» SET TASK
All entries must be extracted exactly, with nothing added or dropped.

» DATA EXCERPTS
[start]
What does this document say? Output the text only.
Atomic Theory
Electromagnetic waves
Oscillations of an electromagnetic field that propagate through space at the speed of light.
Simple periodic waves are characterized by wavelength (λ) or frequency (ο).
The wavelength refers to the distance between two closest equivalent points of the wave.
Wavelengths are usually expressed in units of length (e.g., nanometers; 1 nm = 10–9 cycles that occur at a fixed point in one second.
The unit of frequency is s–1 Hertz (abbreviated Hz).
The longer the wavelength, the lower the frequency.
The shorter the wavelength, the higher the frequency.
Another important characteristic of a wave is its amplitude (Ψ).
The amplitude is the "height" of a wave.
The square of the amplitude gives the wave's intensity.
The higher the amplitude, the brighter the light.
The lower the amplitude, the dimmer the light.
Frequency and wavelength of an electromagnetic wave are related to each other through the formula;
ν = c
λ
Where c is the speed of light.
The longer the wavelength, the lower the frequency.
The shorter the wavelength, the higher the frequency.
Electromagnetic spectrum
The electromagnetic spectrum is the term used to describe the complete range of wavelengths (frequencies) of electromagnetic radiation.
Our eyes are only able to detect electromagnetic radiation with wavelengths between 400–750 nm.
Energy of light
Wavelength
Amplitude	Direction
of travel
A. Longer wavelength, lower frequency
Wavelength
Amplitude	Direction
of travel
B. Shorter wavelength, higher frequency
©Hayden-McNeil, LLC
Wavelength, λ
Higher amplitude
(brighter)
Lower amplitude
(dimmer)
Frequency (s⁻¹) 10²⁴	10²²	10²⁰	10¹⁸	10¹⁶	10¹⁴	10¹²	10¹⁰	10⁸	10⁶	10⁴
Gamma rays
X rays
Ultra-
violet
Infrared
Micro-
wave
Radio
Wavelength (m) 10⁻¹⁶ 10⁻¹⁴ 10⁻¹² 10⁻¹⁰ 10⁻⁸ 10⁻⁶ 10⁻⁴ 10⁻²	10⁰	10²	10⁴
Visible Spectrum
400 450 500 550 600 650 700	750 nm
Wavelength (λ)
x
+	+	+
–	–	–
[end]
» RESULT OF THIS EXERCISE
What does this document say? Output the text only.
Atomic Theory
Electromagnetic waves
Oscillations of an electromagnetic field that propagate through space at the speed of light.
Simple periodic waves are characterized by wavelength (λ) or frequency (ο).
The wavelength refers to the distance between two closest equivalent points of the wave.
Wavelengths are usually expressed in units of length (e.g., nanometers; 1 nm = 10–9 cycles that occur at a fixed point in one second.
The unit of frequency is s–1 Hertz (abbreviated Hz).
The longer the wavelength, the lower the frequency.
The shorter the wavelength, the higher the frequency.
Another important characteristic of a wave is its amplitude (Ψ).
The amplitude is the "height" of a wave.
The square of the amplitude gives the wave's intensity.
The higher the amplitude, the brighter the light.
The lower the amplitude, the dimmer the light.
Frequency and wavelength of an electromagnetic wave are related to each other through the formula;
ν = c
λ
Where c is the speed of light.
The longer the wavelength, the lower the frequency.
The shorter the wavelength, the higher the frequency.
Electromagnetic spectrum
The electromagnetic spectrum is the term used to describe the complete range of wavelengths (frequencies) of electromagnetic radiation.
Our eyes are only able to detect electromagnetic radiation with wavelengths between 400–750 nm.
Energy of light
Wavelength
Amplitude	Direction
of travel
A. Longer wavelength, lower frequency
Wavelength
Amplitude	Direction
of travel
B. Shorter wavelength, higher frequency
©Hayden-McNeil, LLC
Wavelength, λ
Higher amplitude
(brighter)
Lower amplitude
(dimmer)
Frequency (s⁻¹) 10²⁴	10²²	10²⁰	10¹⁸	10¹⁶	10¹⁴	10¹²	10¹⁰	10⁸	10⁶	10⁴
Gamma rays
X rays
Ultra-
violet
Infrared
Micro-
wave
Radio
Wavelength (m) 10⁻¹⁶ 10⁻¹⁴ 10⁻¹² 10⁻¹⁰ 10⁻⁸ 10⁻⁶ 10⁻⁴ 10⁻²	10⁰	10²	10⁴
Visible Spectrum
400 450 500 550 600 650 700	750 nm
Wavelength (λ)
x
+	+	+
–	–	–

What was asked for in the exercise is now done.